Exercise goal: Produce the listing below again, exactly as shown.

Data records
** begin **
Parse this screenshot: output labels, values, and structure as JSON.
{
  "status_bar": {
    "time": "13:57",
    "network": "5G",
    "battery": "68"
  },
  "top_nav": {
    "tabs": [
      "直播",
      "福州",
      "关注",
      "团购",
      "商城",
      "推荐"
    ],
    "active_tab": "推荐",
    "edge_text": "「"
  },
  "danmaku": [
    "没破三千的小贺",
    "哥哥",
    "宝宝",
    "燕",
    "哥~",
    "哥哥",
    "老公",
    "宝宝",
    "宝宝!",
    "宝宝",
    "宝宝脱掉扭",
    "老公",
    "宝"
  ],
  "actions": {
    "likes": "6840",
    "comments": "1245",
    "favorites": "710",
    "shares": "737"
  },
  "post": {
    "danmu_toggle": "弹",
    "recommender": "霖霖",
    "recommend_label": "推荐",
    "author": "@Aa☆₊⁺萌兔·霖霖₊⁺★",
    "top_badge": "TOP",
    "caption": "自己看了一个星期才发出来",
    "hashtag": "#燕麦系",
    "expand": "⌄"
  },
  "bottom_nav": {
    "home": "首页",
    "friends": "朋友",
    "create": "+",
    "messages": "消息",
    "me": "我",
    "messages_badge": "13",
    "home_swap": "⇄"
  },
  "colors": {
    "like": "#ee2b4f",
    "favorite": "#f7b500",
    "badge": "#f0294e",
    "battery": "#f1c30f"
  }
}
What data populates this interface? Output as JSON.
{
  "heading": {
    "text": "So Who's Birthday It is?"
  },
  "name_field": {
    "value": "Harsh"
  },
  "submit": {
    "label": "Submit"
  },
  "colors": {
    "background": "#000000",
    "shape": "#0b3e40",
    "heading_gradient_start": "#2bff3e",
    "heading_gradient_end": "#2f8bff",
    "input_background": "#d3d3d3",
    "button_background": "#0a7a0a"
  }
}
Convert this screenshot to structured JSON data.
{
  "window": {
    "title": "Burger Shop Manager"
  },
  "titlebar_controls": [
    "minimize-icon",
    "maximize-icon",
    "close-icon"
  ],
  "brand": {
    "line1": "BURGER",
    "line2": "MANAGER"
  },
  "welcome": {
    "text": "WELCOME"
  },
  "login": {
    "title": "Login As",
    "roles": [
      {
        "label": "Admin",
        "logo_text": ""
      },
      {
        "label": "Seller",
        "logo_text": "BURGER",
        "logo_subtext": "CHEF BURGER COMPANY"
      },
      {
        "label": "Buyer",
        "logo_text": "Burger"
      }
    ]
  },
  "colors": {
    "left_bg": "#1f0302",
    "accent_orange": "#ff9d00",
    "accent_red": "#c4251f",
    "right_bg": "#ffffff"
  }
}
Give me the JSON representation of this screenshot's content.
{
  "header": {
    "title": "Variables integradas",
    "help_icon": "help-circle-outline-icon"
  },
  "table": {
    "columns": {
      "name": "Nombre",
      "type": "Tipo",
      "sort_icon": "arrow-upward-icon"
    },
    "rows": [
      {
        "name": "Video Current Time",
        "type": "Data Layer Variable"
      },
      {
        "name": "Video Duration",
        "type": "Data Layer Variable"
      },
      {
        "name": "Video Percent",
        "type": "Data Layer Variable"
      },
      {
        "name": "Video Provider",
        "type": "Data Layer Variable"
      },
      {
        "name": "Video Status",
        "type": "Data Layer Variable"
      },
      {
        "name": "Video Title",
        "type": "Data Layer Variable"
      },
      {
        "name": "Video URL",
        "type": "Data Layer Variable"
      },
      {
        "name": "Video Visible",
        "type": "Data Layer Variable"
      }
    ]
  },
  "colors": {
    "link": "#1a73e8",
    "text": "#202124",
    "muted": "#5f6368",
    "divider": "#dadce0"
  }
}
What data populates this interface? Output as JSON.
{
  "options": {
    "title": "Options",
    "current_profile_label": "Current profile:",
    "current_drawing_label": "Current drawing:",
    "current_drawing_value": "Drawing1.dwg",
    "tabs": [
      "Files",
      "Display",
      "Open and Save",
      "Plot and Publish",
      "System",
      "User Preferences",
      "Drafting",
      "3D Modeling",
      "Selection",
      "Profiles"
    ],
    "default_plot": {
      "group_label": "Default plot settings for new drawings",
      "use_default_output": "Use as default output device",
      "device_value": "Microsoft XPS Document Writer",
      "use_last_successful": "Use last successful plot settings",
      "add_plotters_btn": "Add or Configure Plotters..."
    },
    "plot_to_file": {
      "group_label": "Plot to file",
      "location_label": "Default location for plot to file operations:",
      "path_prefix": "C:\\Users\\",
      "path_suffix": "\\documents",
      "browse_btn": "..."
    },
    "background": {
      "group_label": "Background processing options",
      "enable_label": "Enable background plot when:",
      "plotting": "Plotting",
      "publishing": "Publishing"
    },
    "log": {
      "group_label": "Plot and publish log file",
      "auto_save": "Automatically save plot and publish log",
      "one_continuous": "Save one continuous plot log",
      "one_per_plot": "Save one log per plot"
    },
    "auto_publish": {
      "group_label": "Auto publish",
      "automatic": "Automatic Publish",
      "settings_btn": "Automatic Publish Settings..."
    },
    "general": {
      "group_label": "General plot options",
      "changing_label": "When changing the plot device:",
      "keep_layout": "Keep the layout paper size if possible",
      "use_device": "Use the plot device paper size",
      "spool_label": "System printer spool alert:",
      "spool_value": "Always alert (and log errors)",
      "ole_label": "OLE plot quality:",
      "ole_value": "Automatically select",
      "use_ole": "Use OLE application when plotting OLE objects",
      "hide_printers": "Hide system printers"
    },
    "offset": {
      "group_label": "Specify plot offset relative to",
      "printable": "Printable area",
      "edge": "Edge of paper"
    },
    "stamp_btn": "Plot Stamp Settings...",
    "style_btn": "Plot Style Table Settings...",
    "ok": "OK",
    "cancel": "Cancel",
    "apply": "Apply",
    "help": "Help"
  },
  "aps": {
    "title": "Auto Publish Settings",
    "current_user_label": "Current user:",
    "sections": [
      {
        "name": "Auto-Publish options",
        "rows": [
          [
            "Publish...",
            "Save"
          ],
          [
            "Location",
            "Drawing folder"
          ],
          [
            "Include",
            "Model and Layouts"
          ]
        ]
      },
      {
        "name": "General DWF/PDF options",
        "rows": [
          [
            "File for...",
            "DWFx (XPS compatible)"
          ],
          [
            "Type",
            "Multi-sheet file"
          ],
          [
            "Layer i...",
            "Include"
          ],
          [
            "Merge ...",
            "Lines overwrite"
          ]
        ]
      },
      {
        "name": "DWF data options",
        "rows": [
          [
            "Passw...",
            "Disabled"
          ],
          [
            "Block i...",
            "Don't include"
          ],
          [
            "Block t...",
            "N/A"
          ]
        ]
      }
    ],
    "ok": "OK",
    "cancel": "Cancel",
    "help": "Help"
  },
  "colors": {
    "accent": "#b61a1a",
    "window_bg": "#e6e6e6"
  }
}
** end **
The answer:
Parse this screenshot: output labels, values, and structure as JSON.
{
  "status_bar": {
    "time": "13:57",
    "network": "5G",
    "battery": "68"
  },
  "top_nav": {
    "tabs": [
      "直播",
      "福州",
      "关注",
      "团购",
      "商城",
      "推荐"
    ],
    "active_tab": "推荐",
    "edge_text": "「"
  },
  "danmaku": [
    "没破三千的小贺",
    "哥哥",
    "宝宝",
    "燕",
    "哥~",
    "哥哥",
    "老公",
    "宝宝",
    "宝宝!",
    "宝宝",
    "宝宝脱掉扭",
    "老公",
    "宝"
  ],
  "actions": {
    "likes": "6840",
    "comments": "1245",
    "favorites": "710",
    "shares": "737"
  },
  "post": {
    "danmu_toggle": "弹",
    "recommender": "霖霖",
    "recommend_label": "推荐",
    "author": "@Aa☆₊⁺萌兔·霖霖₊⁺★",
    "top_badge": "TOP",
    "caption": "自己看了一个星期才发出来",
    "hashtag": "#燕麦系",
    "expand": "⌄"
  },
  "bottom_nav": {
    "home": "首页",
    "friends": "朋友",
    "create": "+",
    "messages": "消息",
    "me": "我",
    "messages_badge": "13",
    "home_swap": "⇄"
  },
  "colors": {
    "like": "#ee2b4f",
    "favorite": "#f7b500",
    "badge": "#f0294e",
    "battery": "#f1c30f"
  }
}
What data populates this interface? Output as JSON.
{
  "heading": {
    "text": "So Who's Birthday It is?"
  },
  "name_field": {
    "value": "Harsh"
  },
  "submit": {
    "label": "Submit"
  },
  "colors": {
    "background": "#000000",
    "shape": "#0b3e40",
    "heading_gradient_start": "#2bff3e",
    "heading_gradient_end": "#2f8bff",
    "input_background": "#d3d3d3",
    "button_background": "#0a7a0a"
  }
}
Convert this screenshot to structured JSON data.
{
  "window": {
    "title": "Burger Shop Manager"
  },
  "titlebar_controls": [
    "minimize-icon",
    "maximize-icon",
    "close-icon"
  ],
  "brand": {
    "line1": "BURGER",
    "line2": "MANAGER"
  },
  "welcome": {
    "text": "WELCOME"
  },
  "login": {
    "title": "Login As",
    "roles": [
      {
        "label": "Admin",
        "logo_text": ""
      },
      {
        "label": "Seller",
        "logo_text": "BURGER",
        "logo_subtext": "CHEF BURGER COMPANY"
      },
      {
        "label": "Buyer",
        "logo_text": "Burger"
      }
    ]
  },
  "colors": {
    "left_bg": "#1f0302",
    "accent_orange": "#ff9d00",
    "accent_red": "#c4251f",
    "right_bg": "#ffffff"
  }
}
Give me the JSON representation of this screenshot's content.
{
  "header": {
    "title": "Variables integradas",
    "help_icon": "help-circle-outline-icon"
  },
  "table": {
    "columns": {
      "name": "Nombre",
      "type": "Tipo",
      "sort_icon": "arrow-upward-icon"
    },
    "rows": [
      {
        "name": "Video Current Time",
        "type": "Data Layer Variable"
      },
      {
        "name": "Video Duration",
        "type": "Data Layer Variable"
      },
      {
        "name": "Video Percent",
        "type": "Data Layer Variable"
      },
      {
        "name": "Video Provider",
        "type": "Data Layer Variable"
      },
      {
        "name": "Video Status",
        "type": "Data Layer Variable"
      },
      {
        "name": "Video Title",
        "type": "Data Layer Variable"
      },
      {
        "name": "Video URL",
        "type": "Data Layer Variable"
      },
      {
        "name": "Video Visible",
        "type": "Data Layer Variable"
      }
    ]
  },
  "colors": {
    "link": "#1a73e8",
    "text": "#202124",
    "muted": "#5f6368",
    "divider": "#dadce0"
  }
}
What data populates this interface? Output as JSON.
{
  "options": {
    "title": "Options",
    "current_profile_label": "Current profile:",
    "current_drawing_label": "Current drawing:",
    "current_drawing_value": "Drawing1.dwg",
    "tabs": [
      "Files",
      "Display",
      "Open and Save",
      "Plot and Publish",
      "System",
      "User Preferences",
      "Drafting",
      "3D Modeling",
      "Selection",
      "Profiles"
    ],
    "default_plot": {
      "group_label": "Default plot settings for new drawings",
      "use_default_output": "Use as default output device",
      "device_value": "Microsoft XPS Document Writer",
      "use_last_successful": "Use last successful plot settings",
      "add_plotters_btn": "Add or Configure Plotters..."
    },
    "plot_to_file": {
      "group_label": "Plot to file",
      "location_label": "Default location for plot to file operations:",
      "path_prefix": "C:\\Users\\",
      "path_suffix": "\\documents",
      "browse_btn": "..."
    },
    "background": {
      "group_label": "Background processing options",
      "enable_label": "Enable background plot when:",
      "plotting": "Plotting",
      "publishing": "Publishing"
    },
    "log": {
      "group_label": "Plot and publish log file",
      "auto_save": "Automatically save plot and publish log",
      "one_continuous": "Save one continuous plot log",
      "one_per_plot": "Save one log per plot"
    },
    "auto_publish": {
      "group_label": "Auto publish",
      "automatic": "Automatic Publish",
      "settings_btn": "Automatic Publish Settings..."
    },
    "general": {
      "group_label": "General plot options",
      "changing_label": "When changing the plot device:",
      "keep_layout": "Keep the layout paper size if possible",
      "use_device": "Use the plot device paper size",
      "spool_label": "System printer spool alert:",
      "spool_value": "Always alert (and log errors)",
      "ole_label": "OLE plot quality:",
      "ole_value": "Automatically select",
      "use_ole": "Use OLE application when plotting OLE objects",
      "hide_printers": "Hide system printers"
    },
    "offset": {
      "group_label": "Specify plot offset relative to",
      "printable": "Printable area",
      "edge": "Edge of paper"
    },
    "stamp_btn": "Plot Stamp Settings...",
    "style_btn": "Plot Style Table Settings...",
    "ok": "OK",
    "cancel": "Cancel",
    "apply": "Apply",
    "help": "Help"
  },
  "aps": {
    "title": "Auto Publish Settings",
    "current_user_label": "Current user:",
    "sections": [
      {
        "name": "Auto-Publish options",
        "rows": [
          [
            "Publish...",
            "Save"
          ],
          [
            "Location",
            "Drawing folder"
          ],
          [
            "Include",
            "Model and Layouts"
          ]
        ]
      },
      {
        "name": "General DWF/PDF options",
        "rows": [
          [
            "File for...",
            "DWFx (XPS compatible)"
          ],
          [
            "Type",
            "Multi-sheet file"
          ],
          [
            "Layer i...",
            "Include"
          ],
          [
            "Merge ...",
            "Lines overwrite"
          ]
        ]
      },
      {
        "name": "DWF data options",
        "rows": [
          [
            "Passw...",
            "Disabled"
          ],
          [
            "Block i...",
            "Don't include"
          ],
          [
            "Block t...",
            "N/A"
          ]
        ]
      }
    ],
    "ok": "OK",
    "cancel": "Cancel",
    "help": "Help"
  },
  "colors": {
    "accent": "#b61a1a",
    "window_bg": "#e6e6e6"
  }
}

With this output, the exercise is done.